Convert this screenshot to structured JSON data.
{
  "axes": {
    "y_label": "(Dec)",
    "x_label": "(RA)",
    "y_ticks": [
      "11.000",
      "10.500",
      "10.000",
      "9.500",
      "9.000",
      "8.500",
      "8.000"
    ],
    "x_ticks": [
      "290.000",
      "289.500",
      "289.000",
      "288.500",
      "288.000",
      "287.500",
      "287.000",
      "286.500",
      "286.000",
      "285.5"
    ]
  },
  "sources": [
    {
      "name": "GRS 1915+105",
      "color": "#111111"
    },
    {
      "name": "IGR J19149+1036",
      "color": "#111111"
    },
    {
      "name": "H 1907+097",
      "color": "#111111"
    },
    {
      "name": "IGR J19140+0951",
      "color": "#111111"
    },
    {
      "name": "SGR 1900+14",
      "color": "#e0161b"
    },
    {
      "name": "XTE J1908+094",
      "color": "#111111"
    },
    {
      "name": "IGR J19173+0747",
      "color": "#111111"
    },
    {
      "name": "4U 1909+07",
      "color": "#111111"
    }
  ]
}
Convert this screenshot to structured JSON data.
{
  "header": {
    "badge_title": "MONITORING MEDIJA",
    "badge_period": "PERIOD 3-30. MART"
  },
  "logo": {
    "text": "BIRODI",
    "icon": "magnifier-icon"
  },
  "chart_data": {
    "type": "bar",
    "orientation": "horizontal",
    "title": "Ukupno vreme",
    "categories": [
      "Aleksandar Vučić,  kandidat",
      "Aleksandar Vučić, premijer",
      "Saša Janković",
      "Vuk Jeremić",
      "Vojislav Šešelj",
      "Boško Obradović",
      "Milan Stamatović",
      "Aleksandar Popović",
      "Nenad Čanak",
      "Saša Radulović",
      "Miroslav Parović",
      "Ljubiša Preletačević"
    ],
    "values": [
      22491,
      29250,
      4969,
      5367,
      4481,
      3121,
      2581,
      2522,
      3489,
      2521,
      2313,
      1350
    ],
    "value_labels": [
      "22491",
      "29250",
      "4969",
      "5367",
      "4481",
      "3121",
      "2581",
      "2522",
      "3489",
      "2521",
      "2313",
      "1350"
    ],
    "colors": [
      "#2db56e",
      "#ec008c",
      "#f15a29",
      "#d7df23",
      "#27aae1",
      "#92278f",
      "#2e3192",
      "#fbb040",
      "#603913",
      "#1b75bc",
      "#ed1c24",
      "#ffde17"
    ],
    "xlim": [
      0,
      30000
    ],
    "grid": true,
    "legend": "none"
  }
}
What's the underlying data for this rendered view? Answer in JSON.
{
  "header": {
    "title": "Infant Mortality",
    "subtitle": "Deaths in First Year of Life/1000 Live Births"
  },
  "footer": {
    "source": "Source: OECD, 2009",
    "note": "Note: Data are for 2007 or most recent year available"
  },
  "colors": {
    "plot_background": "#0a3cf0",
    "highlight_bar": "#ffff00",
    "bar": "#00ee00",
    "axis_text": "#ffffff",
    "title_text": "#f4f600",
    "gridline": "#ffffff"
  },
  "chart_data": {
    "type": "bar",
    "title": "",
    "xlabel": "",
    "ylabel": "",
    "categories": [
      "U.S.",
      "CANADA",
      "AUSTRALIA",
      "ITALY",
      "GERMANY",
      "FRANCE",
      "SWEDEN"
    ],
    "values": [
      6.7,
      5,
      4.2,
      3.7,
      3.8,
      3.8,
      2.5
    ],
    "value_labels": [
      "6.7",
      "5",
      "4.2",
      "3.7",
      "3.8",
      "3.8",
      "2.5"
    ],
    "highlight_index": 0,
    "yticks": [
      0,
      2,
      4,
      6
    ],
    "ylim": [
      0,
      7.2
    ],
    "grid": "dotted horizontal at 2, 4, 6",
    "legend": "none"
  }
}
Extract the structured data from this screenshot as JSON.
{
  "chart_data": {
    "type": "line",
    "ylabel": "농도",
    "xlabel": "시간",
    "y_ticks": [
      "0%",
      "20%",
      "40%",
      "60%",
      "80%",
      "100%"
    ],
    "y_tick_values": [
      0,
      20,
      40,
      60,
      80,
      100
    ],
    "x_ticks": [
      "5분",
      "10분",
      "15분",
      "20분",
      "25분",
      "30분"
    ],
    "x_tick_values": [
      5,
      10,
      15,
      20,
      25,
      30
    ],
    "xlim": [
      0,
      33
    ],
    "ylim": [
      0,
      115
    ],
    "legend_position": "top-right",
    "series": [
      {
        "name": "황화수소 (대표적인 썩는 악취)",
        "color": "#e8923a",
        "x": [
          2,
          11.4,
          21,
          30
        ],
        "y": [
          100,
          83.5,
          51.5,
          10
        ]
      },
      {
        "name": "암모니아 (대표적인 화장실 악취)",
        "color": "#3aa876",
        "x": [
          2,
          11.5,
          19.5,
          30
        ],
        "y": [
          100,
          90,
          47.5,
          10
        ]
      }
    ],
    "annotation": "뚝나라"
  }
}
· · · · ·
**What you have to do**
Print the entries exactly. Include every one.

**Worked answer**
Convert this screenshot to structured JSON data.
{
  "axes": {
    "y_label": "(Dec)",
    "x_label": "(RA)",
    "y_ticks": [
      "11.000",
      "10.500",
      "10.000",
      "9.500",
      "9.000",
      "8.500",
      "8.000"
    ],
    "x_ticks": [
      "290.000",
      "289.500",
      "289.000",
      "288.500",
      "288.000",
      "287.500",
      "287.000",
      "286.500",
      "286.000",
      "285.5"
    ]
  },
  "sources": [
    {
      "name": "GRS 1915+105",
      "color": "#111111"
    },
    {
      "name": "IGR J19149+1036",
      "color": "#111111"
    },
    {
      "name": "H 1907+097",
      "color": "#111111"
    },
    {
      "name": "IGR J19140+0951",
      "color": "#111111"
    },
    {
      "name": "SGR 1900+14",
      "color": "#e0161b"
    },
    {
      "name": "XTE J1908+094",
      "color": "#111111"
    },
    {
      "name": "IGR J19173+0747",
      "color": "#111111"
    },
    {
      "name": "4U 1909+07",
      "color": "#111111"
    }
  ]
}
Convert this screenshot to structured JSON data.
{
  "header": {
    "badge_title": "MONITORING MEDIJA",
    "badge_period": "PERIOD 3-30. MART"
  },
  "logo": {
    "text": "BIRODI",
    "icon": "magnifier-icon"
  },
  "chart_data": {
    "type": "bar",
    "orientation": "horizontal",
    "title": "Ukupno vreme",
    "categories": [
      "Aleksandar Vučić,  kandidat",
      "Aleksandar Vučić, premijer",
      "Saša Janković",
      "Vuk Jeremić",
      "Vojislav Šešelj",
      "Boško Obradović",
      "Milan Stamatović",
      "Aleksandar Popović",
      "Nenad Čanak",
      "Saša Radulović",
      "Miroslav Parović",
      "Ljubiša Preletačević"
    ],
    "values": [
      22491,
      29250,
      4969,
      5367,
      4481,
      3121,
      2581,
      2522,
      3489,
      2521,
      2313,
      1350
    ],
    "value_labels": [
      "22491",
      "29250",
      "4969",
      "5367",
      "4481",
      "3121",
      "2581",
      "2522",
      "3489",
      "2521",
      "2313",
      "1350"
    ],
    "colors": [
      "#2db56e",
      "#ec008c",
      "#f15a29",
      "#d7df23",
      "#27aae1",
      "#92278f",
      "#2e3192",
      "#fbb040",
      "#603913",
      "#1b75bc",
      "#ed1c24",
      "#ffde17"
    ],
    "xlim": [
      0,
      30000
    ],
    "grid": true,
    "legend": "none"
  }
}
What's the underlying data for this rendered view? Answer in JSON.
{
  "header": {
    "title": "Infant Mortality",
    "subtitle": "Deaths in First Year of Life/1000 Live Births"
  },
  "footer": {
    "source": "Source: OECD, 2009",
    "note": "Note: Data are for 2007 or most recent year available"
  },
  "colors": {
    "plot_background": "#0a3cf0",
    "highlight_bar": "#ffff00",
    "bar": "#00ee00",
    "axis_text": "#ffffff",
    "title_text": "#f4f600",
    "gridline": "#ffffff"
  },
  "chart_data": {
    "type": "bar",
    "title": "",
    "xlabel": "",
    "ylabel": "",
    "categories": [
      "U.S.",
      "CANADA",
      "AUSTRALIA",
      "ITALY",
      "GERMANY",
      "FRANCE",
      "SWEDEN"
    ],
    "values": [
      6.7,
      5,
      4.2,
      3.7,
      3.8,
      3.8,
      2.5
    ],
    "value_labels": [
      "6.7",
      "5",
      "4.2",
      "3.7",
      "3.8",
      "3.8",
      "2.5"
    ],
    "highlight_index": 0,
    "yticks": [
      0,
      2,
      4,
      6
    ],
    "ylim": [
      0,
      7.2
    ],
    "grid": "dotted horizontal at 2, 4, 6",
    "legend": "none"
  }
}
Extract the structured data from this screenshot as JSON.
{
  "chart_data": {
    "type": "line",
    "ylabel": "농도",
    "xlabel": "시간",
    "y_ticks": [
      "0%",
      "20%",
      "40%",
      "60%",
      "80%",
      "100%"
    ],
    "y_tick_values": [
      0,
      20,
      40,
      60,
      80,
      100
    ],
    "x_ticks": [
      "5분",
      "10분",
      "15분",
      "20분",
      "25분",
      "30분"
    ],
    "x_tick_values": [
      5,
      10,
      15,
      20,
      25,
      30
    ],
    "xlim": [
      0,
      33
    ],
    "ylim": [
      0,
      115
    ],
    "legend_position": "top-right",
    "series": [
      {
        "name": "황화수소 (대표적인 썩는 악취)",
        "color": "#e8923a",
        "x": [
          2,
          11.4,
          21,
          30
        ],
        "y": [
          100,
          83.5,
          51.5,
          10
        ]
      },
      {
        "name": "암모니아 (대표적인 화장실 악취)",
        "color": "#3aa876",
        "x": [
          2,
          11.5,
          19.5,
          30
        ],
        "y": [
          100,
          90,
          47.5,
          10
        ]
      }
    ],
    "annotation": "뚝나라"
  }
}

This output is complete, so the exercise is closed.